• JOB: Extract, from the records beneath this instruction, each line that contains the word "station".

• ROWS:
======
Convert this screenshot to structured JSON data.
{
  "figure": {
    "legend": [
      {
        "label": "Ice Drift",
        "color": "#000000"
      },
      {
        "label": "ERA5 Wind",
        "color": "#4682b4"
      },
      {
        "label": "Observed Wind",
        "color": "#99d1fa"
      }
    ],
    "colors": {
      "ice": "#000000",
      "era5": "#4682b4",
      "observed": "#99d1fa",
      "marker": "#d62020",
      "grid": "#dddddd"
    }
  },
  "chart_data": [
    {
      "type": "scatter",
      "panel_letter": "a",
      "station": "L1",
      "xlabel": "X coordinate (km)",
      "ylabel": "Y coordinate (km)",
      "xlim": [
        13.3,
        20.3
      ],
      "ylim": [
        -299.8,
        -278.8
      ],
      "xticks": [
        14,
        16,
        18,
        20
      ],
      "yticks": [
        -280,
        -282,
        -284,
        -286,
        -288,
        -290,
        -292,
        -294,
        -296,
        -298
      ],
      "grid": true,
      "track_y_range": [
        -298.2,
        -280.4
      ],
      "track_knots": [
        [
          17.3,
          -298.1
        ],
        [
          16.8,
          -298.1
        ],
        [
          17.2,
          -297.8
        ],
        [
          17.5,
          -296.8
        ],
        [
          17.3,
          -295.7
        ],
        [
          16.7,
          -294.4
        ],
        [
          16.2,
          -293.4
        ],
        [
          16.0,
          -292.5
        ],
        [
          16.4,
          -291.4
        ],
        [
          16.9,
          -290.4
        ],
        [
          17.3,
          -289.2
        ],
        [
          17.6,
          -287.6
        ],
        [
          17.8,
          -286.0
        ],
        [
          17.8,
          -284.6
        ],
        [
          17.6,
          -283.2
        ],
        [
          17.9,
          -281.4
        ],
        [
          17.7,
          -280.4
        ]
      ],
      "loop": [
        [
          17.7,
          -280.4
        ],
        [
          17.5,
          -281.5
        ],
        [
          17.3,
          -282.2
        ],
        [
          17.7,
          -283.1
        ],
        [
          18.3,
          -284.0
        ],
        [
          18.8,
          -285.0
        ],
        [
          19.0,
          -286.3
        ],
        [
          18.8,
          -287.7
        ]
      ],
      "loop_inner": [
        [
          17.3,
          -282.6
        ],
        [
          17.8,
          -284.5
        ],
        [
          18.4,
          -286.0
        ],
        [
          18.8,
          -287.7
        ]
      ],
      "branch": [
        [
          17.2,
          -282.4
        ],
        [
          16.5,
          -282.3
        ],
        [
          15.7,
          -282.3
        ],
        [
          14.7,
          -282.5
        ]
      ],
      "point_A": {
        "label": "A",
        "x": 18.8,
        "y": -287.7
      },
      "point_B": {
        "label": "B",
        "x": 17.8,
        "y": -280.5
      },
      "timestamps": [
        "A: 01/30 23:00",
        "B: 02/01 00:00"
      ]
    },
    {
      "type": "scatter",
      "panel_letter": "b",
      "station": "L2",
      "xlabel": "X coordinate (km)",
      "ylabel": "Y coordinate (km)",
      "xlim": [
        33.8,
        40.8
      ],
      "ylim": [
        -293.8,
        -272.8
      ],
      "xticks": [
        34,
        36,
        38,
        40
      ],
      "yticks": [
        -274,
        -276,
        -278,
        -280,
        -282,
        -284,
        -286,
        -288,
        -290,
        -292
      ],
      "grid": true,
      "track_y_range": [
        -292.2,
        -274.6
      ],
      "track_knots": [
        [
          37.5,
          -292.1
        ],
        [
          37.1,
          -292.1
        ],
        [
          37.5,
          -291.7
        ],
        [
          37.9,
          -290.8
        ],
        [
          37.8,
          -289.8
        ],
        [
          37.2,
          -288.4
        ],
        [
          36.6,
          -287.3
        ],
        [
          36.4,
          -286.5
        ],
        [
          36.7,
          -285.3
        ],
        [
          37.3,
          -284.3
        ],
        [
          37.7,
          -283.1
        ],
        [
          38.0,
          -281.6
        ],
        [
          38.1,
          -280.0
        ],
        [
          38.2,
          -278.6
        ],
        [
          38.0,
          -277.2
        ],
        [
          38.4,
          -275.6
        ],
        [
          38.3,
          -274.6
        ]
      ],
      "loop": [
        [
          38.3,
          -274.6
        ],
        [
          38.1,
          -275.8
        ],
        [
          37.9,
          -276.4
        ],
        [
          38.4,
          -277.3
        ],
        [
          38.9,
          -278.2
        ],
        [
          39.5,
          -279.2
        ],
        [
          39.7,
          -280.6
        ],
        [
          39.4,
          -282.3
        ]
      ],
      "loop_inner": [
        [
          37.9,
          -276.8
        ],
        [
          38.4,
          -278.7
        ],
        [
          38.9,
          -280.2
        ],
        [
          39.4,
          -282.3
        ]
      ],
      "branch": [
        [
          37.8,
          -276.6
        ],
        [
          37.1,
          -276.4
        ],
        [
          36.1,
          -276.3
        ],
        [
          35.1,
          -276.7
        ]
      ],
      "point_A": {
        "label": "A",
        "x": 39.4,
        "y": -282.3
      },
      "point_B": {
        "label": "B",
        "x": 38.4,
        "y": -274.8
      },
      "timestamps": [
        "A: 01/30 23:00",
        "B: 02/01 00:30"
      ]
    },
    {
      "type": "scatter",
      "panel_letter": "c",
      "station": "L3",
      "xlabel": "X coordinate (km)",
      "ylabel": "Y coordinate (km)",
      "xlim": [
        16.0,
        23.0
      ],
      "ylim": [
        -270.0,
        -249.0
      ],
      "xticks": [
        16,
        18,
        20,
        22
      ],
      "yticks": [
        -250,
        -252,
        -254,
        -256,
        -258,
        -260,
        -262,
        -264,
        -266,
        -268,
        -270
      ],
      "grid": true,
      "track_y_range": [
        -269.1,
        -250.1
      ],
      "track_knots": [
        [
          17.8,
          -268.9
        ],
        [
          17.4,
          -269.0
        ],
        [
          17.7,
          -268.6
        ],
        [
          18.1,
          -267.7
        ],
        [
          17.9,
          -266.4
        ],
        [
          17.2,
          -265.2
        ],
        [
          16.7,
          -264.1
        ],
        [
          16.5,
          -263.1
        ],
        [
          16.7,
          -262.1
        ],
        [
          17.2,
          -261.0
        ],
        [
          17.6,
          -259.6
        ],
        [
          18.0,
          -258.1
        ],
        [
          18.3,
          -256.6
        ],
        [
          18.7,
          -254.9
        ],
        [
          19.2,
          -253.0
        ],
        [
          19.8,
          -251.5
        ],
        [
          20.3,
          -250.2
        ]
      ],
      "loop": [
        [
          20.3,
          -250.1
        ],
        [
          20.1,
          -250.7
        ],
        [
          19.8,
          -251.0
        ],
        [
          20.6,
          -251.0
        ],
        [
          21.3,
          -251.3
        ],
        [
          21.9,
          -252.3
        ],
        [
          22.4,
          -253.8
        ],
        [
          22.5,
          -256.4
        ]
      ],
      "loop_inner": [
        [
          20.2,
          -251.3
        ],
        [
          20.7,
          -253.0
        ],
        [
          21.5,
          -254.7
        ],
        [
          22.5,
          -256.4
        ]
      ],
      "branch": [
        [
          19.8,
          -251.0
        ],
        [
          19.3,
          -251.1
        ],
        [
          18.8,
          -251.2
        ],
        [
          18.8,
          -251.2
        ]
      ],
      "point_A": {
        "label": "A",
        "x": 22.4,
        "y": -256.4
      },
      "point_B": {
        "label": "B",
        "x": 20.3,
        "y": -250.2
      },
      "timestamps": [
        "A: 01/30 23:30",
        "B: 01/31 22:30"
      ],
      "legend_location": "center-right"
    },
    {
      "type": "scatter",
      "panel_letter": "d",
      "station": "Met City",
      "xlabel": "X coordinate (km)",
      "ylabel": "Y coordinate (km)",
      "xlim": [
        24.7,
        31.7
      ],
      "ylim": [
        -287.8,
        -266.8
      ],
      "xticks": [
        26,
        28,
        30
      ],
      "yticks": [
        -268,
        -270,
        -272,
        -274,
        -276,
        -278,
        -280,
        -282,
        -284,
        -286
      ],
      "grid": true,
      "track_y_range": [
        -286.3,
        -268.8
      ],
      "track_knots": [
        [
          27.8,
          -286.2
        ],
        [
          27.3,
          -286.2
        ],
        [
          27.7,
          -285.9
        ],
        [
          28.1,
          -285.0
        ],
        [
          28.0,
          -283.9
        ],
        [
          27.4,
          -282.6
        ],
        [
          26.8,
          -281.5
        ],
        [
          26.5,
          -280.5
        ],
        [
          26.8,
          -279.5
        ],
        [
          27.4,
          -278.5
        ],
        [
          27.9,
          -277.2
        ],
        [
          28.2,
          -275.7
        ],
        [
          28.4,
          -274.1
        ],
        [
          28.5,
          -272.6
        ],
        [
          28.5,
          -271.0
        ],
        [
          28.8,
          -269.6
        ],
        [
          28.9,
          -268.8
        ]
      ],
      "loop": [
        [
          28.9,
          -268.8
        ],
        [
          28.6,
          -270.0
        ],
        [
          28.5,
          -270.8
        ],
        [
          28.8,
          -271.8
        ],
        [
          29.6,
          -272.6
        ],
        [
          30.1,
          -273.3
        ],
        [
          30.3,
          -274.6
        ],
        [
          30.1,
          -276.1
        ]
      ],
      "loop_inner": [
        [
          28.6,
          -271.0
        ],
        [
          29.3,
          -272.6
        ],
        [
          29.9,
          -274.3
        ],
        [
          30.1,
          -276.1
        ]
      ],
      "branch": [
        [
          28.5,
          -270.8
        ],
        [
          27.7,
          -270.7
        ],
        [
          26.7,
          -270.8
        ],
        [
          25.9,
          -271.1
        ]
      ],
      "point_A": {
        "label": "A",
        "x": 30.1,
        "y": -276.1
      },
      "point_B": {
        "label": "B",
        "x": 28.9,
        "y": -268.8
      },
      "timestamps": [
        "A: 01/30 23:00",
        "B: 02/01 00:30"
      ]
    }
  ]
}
======
• THE RESPONSE:
      "station": "L1",
      "station": "L2",
      "station": "L3",
      "station": "Met City",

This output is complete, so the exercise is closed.